◆ **WHAT YOU ARE ASKED TO DO**
State how many lines of the records contain the string "Free", and give no other information.

◆ **RAW DATA**
** START **
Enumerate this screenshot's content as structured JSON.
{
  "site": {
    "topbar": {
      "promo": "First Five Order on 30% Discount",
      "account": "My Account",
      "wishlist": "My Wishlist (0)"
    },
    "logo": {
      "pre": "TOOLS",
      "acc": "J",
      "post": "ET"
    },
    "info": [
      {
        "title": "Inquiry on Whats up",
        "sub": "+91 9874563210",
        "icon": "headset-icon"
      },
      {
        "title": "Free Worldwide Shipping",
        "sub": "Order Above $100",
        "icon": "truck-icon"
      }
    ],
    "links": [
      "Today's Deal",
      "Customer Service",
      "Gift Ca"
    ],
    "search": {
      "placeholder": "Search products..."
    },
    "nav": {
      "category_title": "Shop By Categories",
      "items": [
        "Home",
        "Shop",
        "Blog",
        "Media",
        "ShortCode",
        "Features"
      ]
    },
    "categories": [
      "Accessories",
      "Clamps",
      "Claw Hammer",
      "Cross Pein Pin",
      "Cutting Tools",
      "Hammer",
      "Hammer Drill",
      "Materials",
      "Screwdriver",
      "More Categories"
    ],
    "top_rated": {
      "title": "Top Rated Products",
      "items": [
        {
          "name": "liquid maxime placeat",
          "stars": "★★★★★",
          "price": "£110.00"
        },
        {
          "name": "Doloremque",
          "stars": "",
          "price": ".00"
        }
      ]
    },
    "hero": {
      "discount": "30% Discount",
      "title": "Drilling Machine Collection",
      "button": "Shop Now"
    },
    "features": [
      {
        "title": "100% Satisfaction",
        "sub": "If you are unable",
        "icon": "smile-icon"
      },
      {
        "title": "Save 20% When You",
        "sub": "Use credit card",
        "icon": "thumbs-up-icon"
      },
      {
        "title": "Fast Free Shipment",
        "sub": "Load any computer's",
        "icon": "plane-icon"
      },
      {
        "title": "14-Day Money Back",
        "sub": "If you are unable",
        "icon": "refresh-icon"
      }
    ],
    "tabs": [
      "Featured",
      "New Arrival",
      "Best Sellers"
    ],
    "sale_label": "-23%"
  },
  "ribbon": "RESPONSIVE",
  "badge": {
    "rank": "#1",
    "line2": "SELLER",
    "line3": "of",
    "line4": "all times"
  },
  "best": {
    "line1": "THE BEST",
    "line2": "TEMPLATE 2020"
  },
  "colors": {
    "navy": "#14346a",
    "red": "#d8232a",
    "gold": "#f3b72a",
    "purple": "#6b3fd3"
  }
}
** END **
◆ **ANSWER FOR THE TASK**
2